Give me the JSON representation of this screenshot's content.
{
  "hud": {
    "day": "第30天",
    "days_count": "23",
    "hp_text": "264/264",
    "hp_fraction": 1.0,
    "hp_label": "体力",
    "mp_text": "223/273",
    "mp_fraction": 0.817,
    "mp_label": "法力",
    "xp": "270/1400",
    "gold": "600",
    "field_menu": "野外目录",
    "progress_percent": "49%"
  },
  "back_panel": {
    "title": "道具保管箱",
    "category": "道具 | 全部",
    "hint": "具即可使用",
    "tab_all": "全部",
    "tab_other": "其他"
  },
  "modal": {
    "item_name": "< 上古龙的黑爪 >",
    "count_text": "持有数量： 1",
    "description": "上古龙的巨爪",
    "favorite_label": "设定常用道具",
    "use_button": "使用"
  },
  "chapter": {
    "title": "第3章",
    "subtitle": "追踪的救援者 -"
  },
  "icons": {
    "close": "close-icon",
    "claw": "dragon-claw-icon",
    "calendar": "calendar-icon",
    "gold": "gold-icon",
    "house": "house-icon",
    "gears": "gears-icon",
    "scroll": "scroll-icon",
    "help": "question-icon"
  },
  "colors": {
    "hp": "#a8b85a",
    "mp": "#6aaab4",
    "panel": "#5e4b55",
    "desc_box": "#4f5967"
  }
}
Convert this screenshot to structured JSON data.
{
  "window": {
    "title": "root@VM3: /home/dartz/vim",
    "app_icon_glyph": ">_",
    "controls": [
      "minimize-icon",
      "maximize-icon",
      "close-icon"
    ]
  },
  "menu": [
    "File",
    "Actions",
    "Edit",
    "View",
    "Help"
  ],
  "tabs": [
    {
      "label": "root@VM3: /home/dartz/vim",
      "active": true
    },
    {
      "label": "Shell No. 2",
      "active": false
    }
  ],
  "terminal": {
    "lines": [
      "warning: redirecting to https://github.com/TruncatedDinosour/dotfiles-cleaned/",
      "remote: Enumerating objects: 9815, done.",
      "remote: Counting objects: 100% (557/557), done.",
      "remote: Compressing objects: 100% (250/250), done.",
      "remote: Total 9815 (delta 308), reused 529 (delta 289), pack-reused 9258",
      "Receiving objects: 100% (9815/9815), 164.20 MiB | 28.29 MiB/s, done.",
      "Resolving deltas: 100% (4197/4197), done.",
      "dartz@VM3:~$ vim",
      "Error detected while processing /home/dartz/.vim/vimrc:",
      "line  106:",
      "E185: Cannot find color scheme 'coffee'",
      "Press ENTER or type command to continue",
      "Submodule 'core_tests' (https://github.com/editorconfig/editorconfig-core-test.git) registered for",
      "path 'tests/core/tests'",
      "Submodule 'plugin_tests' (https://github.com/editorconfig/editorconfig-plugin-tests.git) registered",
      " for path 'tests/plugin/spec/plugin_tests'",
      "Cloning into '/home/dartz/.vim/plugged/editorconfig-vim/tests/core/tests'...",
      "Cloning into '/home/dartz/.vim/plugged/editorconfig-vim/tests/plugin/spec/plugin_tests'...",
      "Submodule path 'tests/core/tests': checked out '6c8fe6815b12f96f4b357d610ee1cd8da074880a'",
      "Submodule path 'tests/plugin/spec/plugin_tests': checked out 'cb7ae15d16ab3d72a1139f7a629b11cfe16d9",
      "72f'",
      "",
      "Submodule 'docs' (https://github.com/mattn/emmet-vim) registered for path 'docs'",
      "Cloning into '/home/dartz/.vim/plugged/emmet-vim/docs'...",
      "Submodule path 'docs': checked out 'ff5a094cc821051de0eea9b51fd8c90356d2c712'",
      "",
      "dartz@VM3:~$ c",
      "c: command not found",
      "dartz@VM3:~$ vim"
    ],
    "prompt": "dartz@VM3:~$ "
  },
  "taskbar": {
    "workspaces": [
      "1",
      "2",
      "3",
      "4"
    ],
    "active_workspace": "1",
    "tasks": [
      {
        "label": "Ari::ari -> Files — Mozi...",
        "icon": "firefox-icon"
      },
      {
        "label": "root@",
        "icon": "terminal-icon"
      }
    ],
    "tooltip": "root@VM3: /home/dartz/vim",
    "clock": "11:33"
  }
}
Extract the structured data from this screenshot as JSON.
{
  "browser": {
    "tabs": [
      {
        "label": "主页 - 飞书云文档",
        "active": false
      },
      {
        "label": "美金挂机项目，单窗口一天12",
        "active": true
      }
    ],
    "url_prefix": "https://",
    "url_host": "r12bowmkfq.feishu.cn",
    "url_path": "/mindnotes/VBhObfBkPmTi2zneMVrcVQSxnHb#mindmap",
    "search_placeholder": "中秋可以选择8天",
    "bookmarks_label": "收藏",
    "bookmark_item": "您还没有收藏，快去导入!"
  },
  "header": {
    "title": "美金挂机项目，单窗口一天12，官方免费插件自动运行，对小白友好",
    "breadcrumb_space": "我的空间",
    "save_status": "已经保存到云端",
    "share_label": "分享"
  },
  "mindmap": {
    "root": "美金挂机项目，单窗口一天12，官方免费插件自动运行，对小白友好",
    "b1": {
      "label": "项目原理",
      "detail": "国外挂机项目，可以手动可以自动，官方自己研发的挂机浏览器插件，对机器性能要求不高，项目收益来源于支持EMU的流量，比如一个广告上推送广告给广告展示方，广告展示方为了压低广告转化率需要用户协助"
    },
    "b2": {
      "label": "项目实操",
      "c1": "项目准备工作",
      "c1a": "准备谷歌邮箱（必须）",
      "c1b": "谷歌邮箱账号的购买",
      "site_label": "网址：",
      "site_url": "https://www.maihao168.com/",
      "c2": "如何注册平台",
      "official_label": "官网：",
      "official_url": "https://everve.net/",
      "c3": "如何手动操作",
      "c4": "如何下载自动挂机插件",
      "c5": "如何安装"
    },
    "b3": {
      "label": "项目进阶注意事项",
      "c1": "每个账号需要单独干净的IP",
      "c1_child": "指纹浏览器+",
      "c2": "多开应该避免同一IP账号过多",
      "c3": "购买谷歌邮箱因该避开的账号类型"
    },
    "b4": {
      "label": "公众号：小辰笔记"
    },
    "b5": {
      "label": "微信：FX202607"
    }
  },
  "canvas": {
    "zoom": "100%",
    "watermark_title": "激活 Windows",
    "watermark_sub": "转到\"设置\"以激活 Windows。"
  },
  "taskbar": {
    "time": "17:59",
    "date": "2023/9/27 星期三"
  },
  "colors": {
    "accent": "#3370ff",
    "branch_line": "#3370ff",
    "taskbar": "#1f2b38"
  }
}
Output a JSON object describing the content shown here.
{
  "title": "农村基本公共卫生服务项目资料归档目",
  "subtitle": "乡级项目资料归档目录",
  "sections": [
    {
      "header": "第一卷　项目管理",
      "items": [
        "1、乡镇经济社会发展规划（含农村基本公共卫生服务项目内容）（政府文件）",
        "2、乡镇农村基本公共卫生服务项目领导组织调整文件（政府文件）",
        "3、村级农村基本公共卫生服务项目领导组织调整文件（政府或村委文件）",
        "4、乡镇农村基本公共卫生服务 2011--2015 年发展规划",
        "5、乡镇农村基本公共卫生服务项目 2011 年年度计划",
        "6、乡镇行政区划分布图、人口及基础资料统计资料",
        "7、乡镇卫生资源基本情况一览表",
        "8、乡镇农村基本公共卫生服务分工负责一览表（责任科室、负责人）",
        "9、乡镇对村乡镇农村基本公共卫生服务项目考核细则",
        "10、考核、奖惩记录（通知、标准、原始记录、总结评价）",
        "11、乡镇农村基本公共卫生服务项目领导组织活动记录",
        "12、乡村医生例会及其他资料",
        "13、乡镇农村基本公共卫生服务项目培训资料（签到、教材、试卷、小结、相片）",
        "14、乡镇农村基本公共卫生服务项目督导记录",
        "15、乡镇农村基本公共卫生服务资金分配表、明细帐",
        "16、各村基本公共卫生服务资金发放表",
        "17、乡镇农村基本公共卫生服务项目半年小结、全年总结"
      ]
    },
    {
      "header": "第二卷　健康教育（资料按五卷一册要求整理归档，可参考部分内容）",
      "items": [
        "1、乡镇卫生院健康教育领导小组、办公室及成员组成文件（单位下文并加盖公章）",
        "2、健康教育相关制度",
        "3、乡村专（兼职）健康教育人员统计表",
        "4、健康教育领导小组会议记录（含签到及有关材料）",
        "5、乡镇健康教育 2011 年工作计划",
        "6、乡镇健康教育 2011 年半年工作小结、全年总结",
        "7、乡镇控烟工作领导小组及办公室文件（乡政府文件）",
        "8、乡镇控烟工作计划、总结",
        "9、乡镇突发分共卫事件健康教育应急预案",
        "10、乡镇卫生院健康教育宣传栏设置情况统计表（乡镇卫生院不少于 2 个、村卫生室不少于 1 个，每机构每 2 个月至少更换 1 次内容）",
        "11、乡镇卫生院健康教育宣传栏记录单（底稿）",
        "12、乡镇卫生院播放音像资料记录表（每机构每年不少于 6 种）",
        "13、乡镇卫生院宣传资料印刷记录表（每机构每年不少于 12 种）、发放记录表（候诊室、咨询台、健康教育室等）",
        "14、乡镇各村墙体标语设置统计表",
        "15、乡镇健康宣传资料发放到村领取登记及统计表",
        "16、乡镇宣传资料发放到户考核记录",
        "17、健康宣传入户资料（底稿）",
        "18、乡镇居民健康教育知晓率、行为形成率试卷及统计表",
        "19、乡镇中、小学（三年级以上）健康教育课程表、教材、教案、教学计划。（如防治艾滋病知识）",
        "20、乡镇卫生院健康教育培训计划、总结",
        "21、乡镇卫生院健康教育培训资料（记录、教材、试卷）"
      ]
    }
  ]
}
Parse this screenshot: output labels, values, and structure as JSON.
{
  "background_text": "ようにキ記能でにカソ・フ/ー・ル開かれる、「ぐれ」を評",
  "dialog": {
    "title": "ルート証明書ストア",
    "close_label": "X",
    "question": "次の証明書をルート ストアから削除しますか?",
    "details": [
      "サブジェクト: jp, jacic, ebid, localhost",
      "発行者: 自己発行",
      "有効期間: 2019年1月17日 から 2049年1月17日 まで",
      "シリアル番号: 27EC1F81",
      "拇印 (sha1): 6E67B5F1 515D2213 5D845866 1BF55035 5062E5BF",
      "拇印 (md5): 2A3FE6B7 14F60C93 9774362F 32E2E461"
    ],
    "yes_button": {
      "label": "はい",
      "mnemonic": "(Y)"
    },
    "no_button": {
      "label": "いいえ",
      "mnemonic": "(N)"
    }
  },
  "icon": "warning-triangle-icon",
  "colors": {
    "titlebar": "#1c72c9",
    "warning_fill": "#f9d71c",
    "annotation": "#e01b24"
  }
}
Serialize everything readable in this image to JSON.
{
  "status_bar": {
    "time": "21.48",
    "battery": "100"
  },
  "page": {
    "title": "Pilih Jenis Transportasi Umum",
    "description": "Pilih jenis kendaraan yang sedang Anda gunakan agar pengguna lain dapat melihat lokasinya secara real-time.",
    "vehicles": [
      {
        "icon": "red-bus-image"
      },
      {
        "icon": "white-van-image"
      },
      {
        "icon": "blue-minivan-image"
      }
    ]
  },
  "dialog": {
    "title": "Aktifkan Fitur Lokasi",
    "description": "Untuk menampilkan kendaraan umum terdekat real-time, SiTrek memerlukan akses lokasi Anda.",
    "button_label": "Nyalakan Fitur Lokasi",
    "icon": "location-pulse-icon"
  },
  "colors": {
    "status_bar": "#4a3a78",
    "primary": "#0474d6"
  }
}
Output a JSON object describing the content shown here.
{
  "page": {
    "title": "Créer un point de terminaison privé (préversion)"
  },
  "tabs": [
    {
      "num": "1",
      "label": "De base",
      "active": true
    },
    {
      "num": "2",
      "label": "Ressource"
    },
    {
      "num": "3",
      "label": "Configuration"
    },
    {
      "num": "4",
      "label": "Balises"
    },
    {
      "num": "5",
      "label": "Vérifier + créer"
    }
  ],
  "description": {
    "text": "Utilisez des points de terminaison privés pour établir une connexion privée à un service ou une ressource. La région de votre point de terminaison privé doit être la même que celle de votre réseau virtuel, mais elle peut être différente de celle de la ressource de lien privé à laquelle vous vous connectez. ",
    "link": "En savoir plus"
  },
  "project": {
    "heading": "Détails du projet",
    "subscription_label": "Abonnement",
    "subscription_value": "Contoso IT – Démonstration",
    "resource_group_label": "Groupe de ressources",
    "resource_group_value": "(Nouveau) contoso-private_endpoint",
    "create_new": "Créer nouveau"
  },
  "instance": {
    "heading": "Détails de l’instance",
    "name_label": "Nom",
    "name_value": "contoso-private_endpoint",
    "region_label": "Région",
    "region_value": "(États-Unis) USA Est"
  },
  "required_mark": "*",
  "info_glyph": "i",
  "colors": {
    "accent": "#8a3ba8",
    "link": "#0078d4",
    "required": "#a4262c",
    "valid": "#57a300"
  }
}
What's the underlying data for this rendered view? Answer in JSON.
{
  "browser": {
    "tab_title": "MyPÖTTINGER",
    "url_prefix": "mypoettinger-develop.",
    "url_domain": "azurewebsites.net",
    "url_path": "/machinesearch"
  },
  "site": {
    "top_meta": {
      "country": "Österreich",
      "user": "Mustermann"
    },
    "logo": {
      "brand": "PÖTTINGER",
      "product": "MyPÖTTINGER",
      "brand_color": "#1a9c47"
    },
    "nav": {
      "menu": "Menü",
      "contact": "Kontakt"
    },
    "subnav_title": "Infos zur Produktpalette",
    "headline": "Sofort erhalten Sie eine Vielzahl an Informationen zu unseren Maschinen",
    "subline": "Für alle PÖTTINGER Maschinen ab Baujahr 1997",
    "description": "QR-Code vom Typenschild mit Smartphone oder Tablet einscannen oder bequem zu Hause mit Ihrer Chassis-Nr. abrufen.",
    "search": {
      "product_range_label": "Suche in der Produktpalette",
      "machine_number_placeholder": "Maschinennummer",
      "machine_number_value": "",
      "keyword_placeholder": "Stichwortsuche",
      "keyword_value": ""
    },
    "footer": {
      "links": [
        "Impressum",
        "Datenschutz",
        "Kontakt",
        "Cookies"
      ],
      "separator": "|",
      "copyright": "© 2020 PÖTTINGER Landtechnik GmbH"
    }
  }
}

> **Written exercise**
Take every line that includes the string "plugin" and copy it.

> **Exercise result**
      "Submodule 'plugin_tests' (https://github.com/editorconfig/editorconfig-plugin-tests.git) registered",
      " for path 'tests/plugin/spec/plugin_tests'",
      "Cloning into '/home/dartz/.vim/plugged/editorconfig-vim/tests/plugin/spec/plugin_tests'...",
      "Submodule path 'tests/plugin/spec/plugin_tests': checked out 'cb7ae15d16ab3d72a1139f7a629b11cfe16d9",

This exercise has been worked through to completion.